» **Challenge**: Reproduce all the lines exactly as they stand, apart from the pictures.
--- start of Records for this task ---
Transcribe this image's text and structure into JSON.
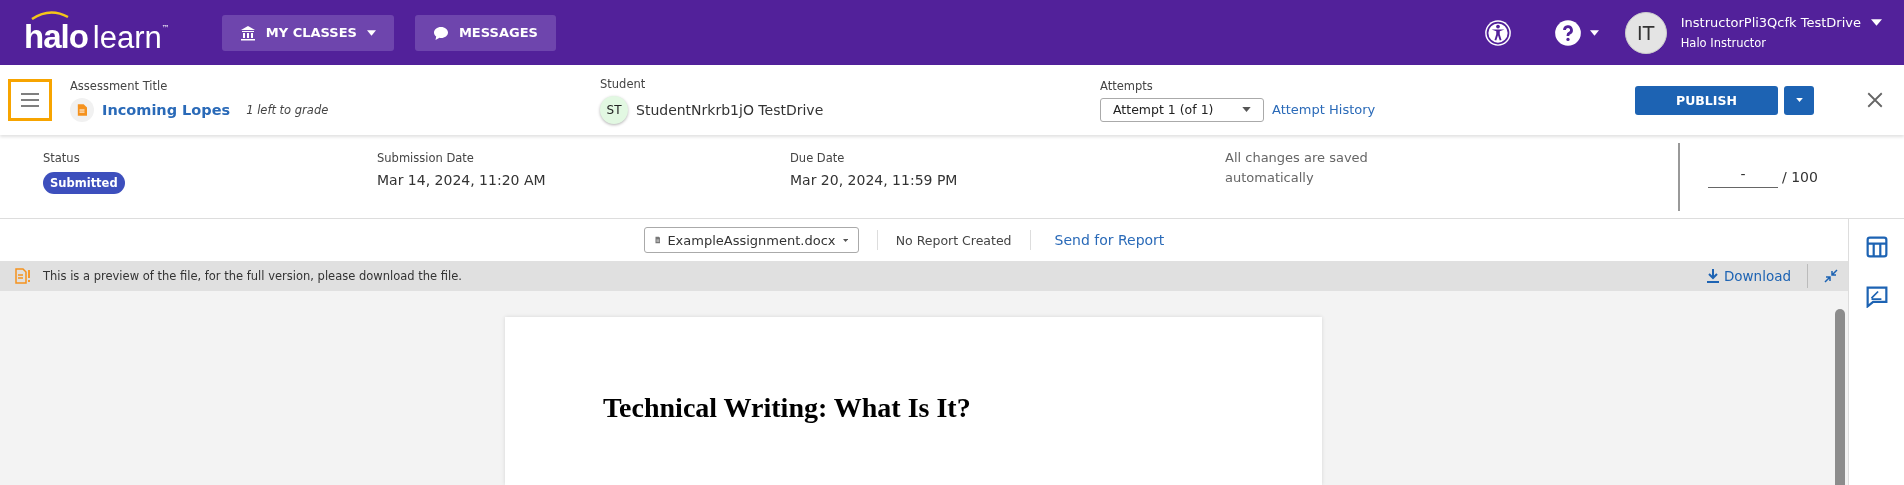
{
  "brand": {
    "logo_main": "halo",
    "logo_sub": "learn",
    "trademark": "™"
  },
  "nav": [
    {
      "label": "MY CLASSES",
      "kind": "dropdown"
    },
    {
      "label": "MESSAGES",
      "kind": "plain"
    }
  ],
  "user": {
    "initials": "IT",
    "name": "InstructorPli3Qcfk TestDrive",
    "role": "Halo Instructor"
  },
  "assessment": {
    "label": "Assessment Title",
    "title": "Incoming Lopes",
    "note": "1 left to grade"
  },
  "student": {
    "label": "Student",
    "initials": "ST",
    "name": "StudentNrkrb1jO TestDrive"
  },
  "attempts": {
    "label": "Attempts",
    "value": "Attempt 1 (of 1)",
    "history": "Attempt History"
  },
  "publish": "PUBLISH",
  "info": [
    {
      "label": "Status",
      "value": "Submitted",
      "kind": "badge"
    },
    {
      "label": "Submission Date",
      "value": "Mar 14, 2024, 11:20 AM",
      "kind": "text"
    },
    {
      "label": "Due Date",
      "value": "Mar 20, 2024, 11:59 PM",
      "kind": "text"
    }
  ],
  "save_note": "All changes are saved automatically",
  "score": {
    "value": "-",
    "total": "/ 100"
  },
  "file": {
    "name": "ExampleAssignment.docx",
    "report_status": "No Report Created",
    "report_link": "Send for Report"
  },
  "preview_notice": "This is a preview of the file, for the full version, please download the file.",
  "download": "Download",
  "document": {
    "heading": "Technical Writing: What Is It?"
  }
}
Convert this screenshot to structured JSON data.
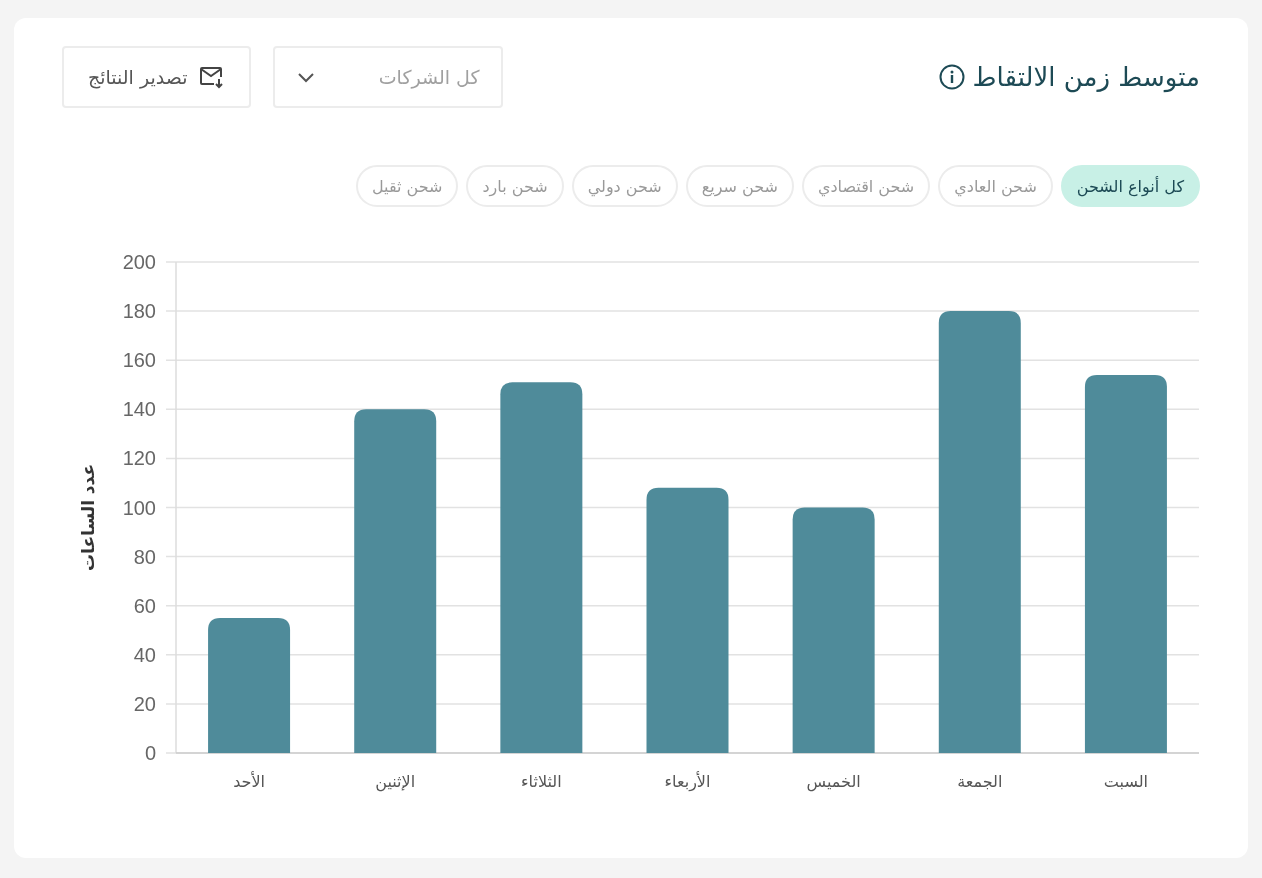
{
  "header": {
    "title": "متوسط زمن الالتقاط",
    "company_filter": {
      "value": "كل الشركات"
    },
    "export_button": "تصدير النتائج"
  },
  "shipping_types": [
    {
      "label": "كل أنواع الشحن",
      "selected": true
    },
    {
      "label": "شحن العادي",
      "selected": false
    },
    {
      "label": "شحن اقتصادي",
      "selected": false
    },
    {
      "label": "شحن سريع",
      "selected": false
    },
    {
      "label": "شحن دولي",
      "selected": false
    },
    {
      "label": "شحن بارد",
      "selected": false
    },
    {
      "label": "شحن ثقيل",
      "selected": false
    }
  ],
  "chart_data": {
    "type": "bar",
    "ylabel": "عدد الساعات",
    "categories": [
      "الأحد",
      "الإثنين",
      "الثلاثاء",
      "الأربعاء",
      "الخميس",
      "الجمعة",
      "السبت"
    ],
    "series": [
      {
        "color": "#4f8b9a",
        "values": [
          55,
          140,
          151,
          108,
          100,
          180,
          154
        ]
      }
    ],
    "grid": true,
    "ylim": [
      0,
      200
    ],
    "yticks": [
      0,
      20,
      40,
      60,
      80,
      100,
      120,
      140,
      160,
      180,
      200
    ]
  }
}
--- end of Records for this task ---
» **Solution**:
Transcribe this image's text and structure into JSON.
{
  "brand": {
    "logo_main": "halo",
    "logo_sub": "learn",
    "trademark": "™"
  },
  "nav": [
    {
      "label": "MY CLASSES",
      "kind": "dropdown"
    },
    {
      "label": "MESSAGES",
      "kind": "plain"
    }
  ],
  "user": {
    "initials": "IT",
    "name": "InstructorPli3Qcfk TestDrive",
    "role": "Halo Instructor"
  },
  "assessment": {
    "label": "Assessment Title",
    "title": "Incoming Lopes",
    "note": "1 left to grade"
  },
  "student": {
    "label": "Student",
    "initials": "ST",
    "name": "StudentNrkrb1jO TestDrive"
  },
  "attempts": {
    "label": "Attempts",
    "value": "Attempt 1 (of 1)",
    "history": "Attempt History"
  },
  "publish": "PUBLISH",
  "info": [
    {
      "label": "Status",
      "value": "Submitted",
      "kind": "badge"
    },
    {
      "label": "Submission Date",
      "value": "Mar 14, 2024, 11:20 AM",
      "kind": "text"
    },
    {
      "label": "Due Date",
      "value": "Mar 20, 2024, 11:59 PM",
      "kind": "text"
    }
  ],
  "save_note": "All changes are saved automatically",
  "score": {
    "value": "-",
    "total": "/ 100"
  },
  "file": {
    "name": "ExampleAssignment.docx",
    "report_status": "No Report Created",
    "report_link": "Send for Report"
  },
  "preview_notice": "This is a preview of the file, for the full version, please download the file.",
  "download": "Download",
  "document": {
    "heading": "Technical Writing: What Is It?"
  }
}
Convert this screenshot to structured JSON data.
{
  "header": {
    "title": "متوسط زمن الالتقاط",
    "company_filter": {
      "value": "كل الشركات"
    },
    "export_button": "تصدير النتائج"
  },
  "shipping_types": [
    {
      "label": "كل أنواع الشحن",
      "selected": true
    },
    {
      "label": "شحن العادي",
      "selected": false
    },
    {
      "label": "شحن اقتصادي",
      "selected": false
    },
    {
      "label": "شحن سريع",
      "selected": false
    },
    {
      "label": "شحن دولي",
      "selected": false
    },
    {
      "label": "شحن بارد",
      "selected": false
    },
    {
      "label": "شحن ثقيل",
      "selected": false
    }
  ],
  "chart_data": {
    "type": "bar",
    "ylabel": "عدد الساعات",
    "categories": [
      "الأحد",
      "الإثنين",
      "الثلاثاء",
      "الأربعاء",
      "الخميس",
      "الجمعة",
      "السبت"
    ],
    "series": [
      {
        "color": "#4f8b9a",
        "values": [
          55,
          140,
          151,
          108,
          100,
          180,
          154
        ]
      }
    ],
    "grid": true,
    "ylim": [
      0,
      200
    ],
    "yticks": [
      0,
      20,
      40,
      60,
      80,
      100,
      120,
      140,
      160,
      180,
      200
    ]
  }
}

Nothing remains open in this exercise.